Given exercise
The entries below are to be transcribed in full, without their images.

Records shown

***

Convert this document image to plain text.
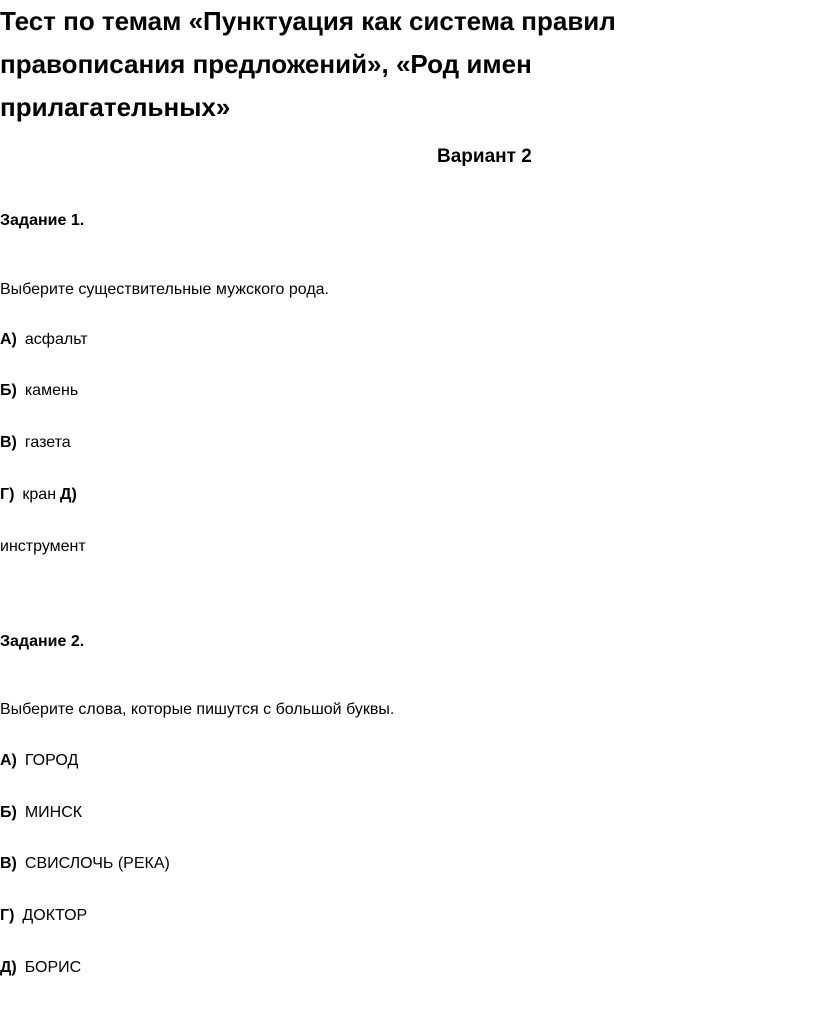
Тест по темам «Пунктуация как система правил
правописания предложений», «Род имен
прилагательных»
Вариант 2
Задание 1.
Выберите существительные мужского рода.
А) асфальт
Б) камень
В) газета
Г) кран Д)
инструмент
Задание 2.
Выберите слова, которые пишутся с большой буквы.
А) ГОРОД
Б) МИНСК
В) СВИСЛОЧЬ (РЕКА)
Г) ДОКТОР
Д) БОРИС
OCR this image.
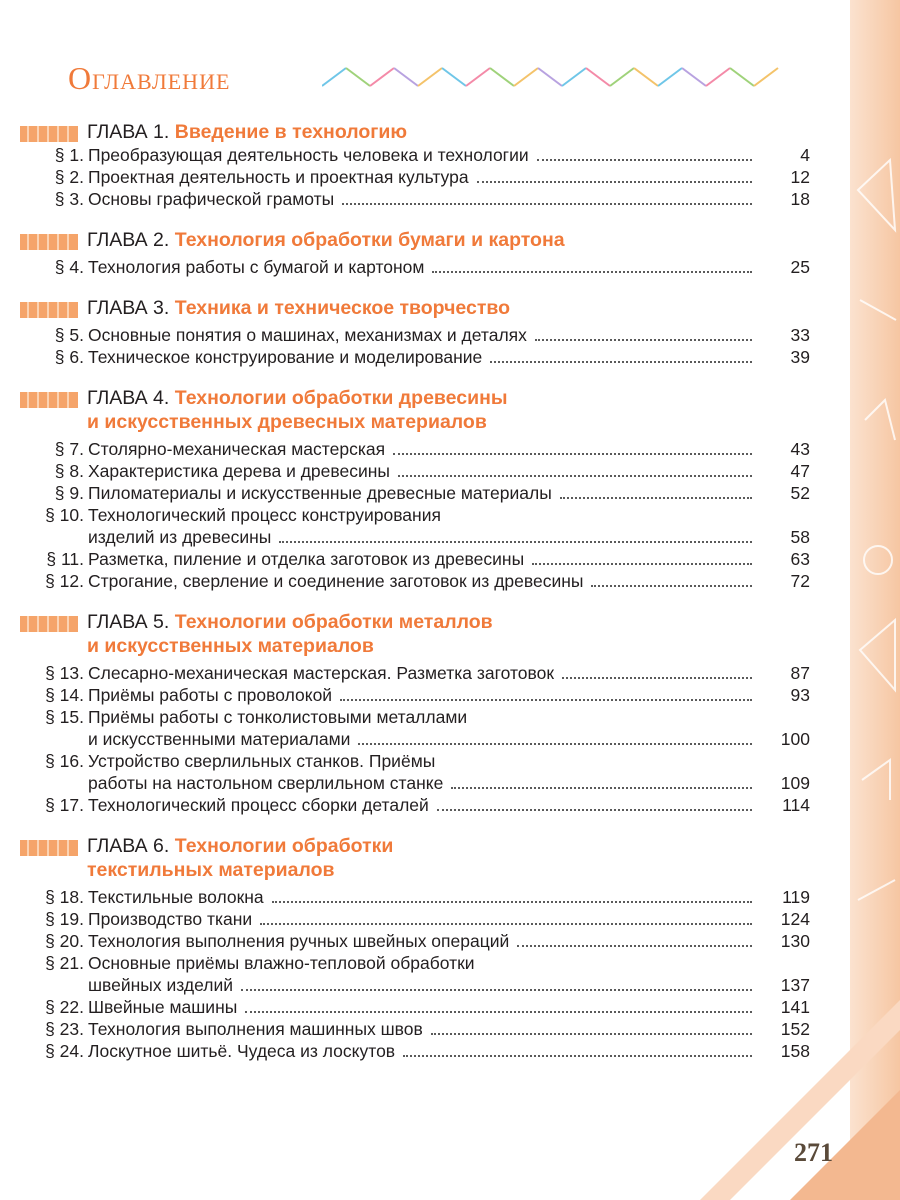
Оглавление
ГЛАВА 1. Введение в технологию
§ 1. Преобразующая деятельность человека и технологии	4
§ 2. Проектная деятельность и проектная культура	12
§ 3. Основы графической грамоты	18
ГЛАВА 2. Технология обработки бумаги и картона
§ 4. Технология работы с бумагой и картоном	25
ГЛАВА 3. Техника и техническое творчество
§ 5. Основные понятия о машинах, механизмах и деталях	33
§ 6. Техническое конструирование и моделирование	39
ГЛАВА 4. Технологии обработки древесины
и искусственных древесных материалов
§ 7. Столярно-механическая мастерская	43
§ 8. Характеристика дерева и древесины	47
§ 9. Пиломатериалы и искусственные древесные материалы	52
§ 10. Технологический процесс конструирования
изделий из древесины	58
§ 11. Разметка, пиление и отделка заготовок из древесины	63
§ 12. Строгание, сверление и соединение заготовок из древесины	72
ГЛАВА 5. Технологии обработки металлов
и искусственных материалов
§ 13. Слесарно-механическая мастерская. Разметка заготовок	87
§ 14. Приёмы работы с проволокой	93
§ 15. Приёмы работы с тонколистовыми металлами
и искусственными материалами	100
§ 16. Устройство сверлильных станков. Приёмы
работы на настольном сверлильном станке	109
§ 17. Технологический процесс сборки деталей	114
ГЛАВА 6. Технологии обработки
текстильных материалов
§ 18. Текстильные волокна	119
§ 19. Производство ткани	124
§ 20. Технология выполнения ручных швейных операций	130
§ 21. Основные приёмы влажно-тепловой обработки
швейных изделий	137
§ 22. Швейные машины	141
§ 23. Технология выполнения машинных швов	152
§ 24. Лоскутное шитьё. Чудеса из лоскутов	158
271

***

Reply
Convert this document image to plain text.
Тест по темам «Пунктуация как система правил
правописания предложений», «Род имен
прилагательных»
Вариант 2
Задание 1.
Выберите существительные мужского рода.
А) асфальт
Б) камень
В) газета
Г) кран Д)
инструмент
Задание 2.
Выберите слова, которые пишутся с большой буквы.
А) ГОРОД
Б) МИНСК
В) СВИСЛОЧЬ (РЕКА)
Г) ДОКТОР
Д) БОРИС
OCR this image.
Оглавление
ГЛАВА 1. Введение в технологию
§ 1. Преобразующая деятельность человека и технологии	4
§ 2. Проектная деятельность и проектная культура	12
§ 3. Основы графической грамоты	18
ГЛАВА 2. Технология обработки бумаги и картона
§ 4. Технология работы с бумагой и картоном	25
ГЛАВА 3. Техника и техническое творчество
§ 5. Основные понятия о машинах, механизмах и деталях	33
§ 6. Техническое конструирование и моделирование	39
ГЛАВА 4. Технологии обработки древесины
и искусственных древесных материалов
§ 7. Столярно-механическая мастерская	43
§ 8. Характеристика дерева и древесины	47
§ 9. Пиломатериалы и искусственные древесные материалы	52
§ 10. Технологический процесс конструирования
изделий из древесины	58
§ 11. Разметка, пиление и отделка заготовок из древесины	63
§ 12. Строгание, сверление и соединение заготовок из древесины	72
ГЛАВА 5. Технологии обработки металлов
и искусственных материалов
§ 13. Слесарно-механическая мастерская. Разметка заготовок	87
§ 14. Приёмы работы с проволокой	93
§ 15. Приёмы работы с тонколистовыми металлами
и искусственными материалами	100
§ 16. Устройство сверлильных станков. Приёмы
работы на настольном сверлильном станке	109
§ 17. Технологический процесс сборки деталей	114
ГЛАВА 6. Технологии обработки
текстильных материалов
§ 18. Текстильные волокна	119
§ 19. Производство ткани	124
§ 20. Технология выполнения ручных швейных операций	130
§ 21. Основные приёмы влажно-тепловой обработки
швейных изделий	137
§ 22. Швейные машины	141
§ 23. Технология выполнения машинных швов	152
§ 24. Лоскутное шитьё. Чудеса из лоскутов	158
271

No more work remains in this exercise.